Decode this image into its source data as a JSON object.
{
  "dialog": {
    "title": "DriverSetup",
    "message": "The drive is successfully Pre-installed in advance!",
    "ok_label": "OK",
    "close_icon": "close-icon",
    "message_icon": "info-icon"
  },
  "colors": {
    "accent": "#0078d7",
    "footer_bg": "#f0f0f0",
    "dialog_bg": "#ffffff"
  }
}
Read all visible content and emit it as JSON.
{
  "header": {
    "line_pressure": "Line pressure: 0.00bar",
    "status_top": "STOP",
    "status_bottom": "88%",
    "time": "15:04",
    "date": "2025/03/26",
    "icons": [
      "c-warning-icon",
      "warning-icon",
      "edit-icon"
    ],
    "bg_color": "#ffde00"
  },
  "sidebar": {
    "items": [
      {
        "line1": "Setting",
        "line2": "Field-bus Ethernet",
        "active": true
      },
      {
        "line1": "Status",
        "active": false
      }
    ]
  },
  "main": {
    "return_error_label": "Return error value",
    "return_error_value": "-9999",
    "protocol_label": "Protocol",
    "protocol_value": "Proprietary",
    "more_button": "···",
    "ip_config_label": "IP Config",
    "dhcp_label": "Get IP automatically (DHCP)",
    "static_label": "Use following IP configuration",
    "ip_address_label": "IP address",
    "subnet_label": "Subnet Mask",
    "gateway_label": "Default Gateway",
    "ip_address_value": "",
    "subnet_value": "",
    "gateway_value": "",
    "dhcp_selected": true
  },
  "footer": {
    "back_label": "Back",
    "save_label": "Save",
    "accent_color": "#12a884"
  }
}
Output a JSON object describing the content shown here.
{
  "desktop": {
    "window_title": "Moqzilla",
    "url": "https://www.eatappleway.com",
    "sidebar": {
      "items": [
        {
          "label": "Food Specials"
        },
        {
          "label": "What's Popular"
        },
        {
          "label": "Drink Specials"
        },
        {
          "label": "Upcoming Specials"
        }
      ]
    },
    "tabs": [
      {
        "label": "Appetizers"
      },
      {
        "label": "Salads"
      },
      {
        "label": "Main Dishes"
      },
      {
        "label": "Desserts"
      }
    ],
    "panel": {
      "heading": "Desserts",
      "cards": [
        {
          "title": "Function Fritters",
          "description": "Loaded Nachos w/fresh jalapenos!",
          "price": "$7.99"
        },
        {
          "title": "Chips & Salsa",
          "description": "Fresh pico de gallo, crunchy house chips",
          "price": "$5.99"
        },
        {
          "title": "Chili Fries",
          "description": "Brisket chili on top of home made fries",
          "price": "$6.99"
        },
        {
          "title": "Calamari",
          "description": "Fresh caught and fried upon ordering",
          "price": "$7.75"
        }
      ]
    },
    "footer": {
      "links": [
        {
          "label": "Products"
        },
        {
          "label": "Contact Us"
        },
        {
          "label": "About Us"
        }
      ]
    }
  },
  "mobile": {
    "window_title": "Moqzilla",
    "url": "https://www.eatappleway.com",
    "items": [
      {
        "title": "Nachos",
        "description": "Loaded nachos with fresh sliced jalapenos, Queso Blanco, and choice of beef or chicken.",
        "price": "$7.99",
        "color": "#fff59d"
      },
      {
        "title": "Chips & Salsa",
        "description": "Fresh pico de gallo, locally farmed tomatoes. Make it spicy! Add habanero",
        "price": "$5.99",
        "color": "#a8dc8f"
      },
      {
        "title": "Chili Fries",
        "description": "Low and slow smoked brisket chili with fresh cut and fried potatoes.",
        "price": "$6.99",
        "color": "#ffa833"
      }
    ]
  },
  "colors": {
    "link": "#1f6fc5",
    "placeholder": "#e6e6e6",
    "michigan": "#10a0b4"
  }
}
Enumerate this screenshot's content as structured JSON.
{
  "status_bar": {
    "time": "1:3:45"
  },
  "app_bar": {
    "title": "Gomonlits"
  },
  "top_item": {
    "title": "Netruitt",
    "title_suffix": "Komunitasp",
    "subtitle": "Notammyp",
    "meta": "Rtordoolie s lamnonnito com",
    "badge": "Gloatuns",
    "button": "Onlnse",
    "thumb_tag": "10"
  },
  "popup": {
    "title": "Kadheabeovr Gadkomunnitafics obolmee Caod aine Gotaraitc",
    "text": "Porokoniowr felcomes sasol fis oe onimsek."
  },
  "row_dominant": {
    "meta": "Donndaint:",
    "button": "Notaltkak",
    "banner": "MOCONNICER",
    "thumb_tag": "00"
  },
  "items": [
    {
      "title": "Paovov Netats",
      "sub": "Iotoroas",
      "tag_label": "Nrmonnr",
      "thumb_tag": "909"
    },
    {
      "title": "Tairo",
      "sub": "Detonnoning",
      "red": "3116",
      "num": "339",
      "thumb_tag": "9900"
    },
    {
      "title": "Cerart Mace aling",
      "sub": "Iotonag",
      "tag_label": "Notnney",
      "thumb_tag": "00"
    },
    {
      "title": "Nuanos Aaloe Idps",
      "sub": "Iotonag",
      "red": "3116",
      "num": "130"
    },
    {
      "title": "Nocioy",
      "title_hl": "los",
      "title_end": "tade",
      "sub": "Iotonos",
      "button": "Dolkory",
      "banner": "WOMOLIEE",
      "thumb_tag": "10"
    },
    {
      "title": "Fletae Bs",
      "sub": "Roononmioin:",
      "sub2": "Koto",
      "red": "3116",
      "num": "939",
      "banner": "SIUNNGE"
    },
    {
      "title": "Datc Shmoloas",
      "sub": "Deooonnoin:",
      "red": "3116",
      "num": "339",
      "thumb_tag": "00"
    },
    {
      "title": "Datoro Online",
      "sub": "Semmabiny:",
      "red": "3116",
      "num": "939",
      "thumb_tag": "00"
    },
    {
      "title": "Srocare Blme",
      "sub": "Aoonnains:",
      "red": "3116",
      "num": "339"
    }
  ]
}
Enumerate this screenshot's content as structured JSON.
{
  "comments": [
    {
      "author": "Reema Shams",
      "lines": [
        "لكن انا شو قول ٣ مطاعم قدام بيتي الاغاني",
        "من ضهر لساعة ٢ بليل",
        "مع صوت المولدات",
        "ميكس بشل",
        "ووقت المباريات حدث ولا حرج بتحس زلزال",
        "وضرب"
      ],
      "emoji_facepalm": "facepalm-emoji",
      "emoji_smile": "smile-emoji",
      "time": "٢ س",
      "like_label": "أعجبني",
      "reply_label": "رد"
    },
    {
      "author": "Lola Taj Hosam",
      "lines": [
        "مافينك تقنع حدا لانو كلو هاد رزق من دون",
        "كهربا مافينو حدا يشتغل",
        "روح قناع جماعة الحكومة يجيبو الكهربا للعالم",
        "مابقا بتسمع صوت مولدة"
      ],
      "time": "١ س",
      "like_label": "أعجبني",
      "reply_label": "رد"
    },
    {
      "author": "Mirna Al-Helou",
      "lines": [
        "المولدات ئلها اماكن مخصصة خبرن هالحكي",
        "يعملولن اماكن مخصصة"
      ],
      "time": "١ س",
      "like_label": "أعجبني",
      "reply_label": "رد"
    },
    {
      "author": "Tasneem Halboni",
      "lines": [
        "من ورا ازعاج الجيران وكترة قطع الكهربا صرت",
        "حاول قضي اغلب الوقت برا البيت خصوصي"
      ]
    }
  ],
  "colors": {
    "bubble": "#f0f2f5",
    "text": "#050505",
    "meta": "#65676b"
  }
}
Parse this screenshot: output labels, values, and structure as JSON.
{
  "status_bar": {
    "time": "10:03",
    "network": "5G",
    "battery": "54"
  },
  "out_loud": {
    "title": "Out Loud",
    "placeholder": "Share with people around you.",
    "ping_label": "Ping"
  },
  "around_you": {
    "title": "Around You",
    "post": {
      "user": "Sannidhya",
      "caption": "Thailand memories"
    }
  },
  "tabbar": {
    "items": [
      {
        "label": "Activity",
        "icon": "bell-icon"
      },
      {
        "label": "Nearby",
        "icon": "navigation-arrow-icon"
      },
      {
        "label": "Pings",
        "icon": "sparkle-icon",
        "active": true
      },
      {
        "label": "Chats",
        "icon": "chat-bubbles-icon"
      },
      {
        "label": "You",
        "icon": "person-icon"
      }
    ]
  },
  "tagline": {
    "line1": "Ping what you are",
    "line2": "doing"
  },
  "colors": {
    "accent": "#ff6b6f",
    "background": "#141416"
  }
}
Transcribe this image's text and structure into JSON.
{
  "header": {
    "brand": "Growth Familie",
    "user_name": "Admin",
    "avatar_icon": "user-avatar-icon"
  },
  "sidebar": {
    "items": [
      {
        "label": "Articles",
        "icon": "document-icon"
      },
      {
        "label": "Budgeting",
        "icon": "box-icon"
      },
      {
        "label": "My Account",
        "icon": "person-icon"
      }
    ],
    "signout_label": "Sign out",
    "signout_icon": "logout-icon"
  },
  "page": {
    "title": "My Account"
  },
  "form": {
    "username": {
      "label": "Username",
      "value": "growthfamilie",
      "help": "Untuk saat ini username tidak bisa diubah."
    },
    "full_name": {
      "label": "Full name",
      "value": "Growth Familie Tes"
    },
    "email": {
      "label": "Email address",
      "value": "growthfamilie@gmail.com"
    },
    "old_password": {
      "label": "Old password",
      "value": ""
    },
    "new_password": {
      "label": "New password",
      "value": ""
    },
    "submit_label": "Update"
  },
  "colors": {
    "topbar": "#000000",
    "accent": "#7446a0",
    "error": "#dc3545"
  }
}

===============

= Request =
Read the data above and pull out each line that holds the string "time".

= Result =
    "time": "15:04",
    "time": "1:3:45"
      "time": "٢ س",
      "time": "١ س",
      "time": "١ س",
    "time": "10:03",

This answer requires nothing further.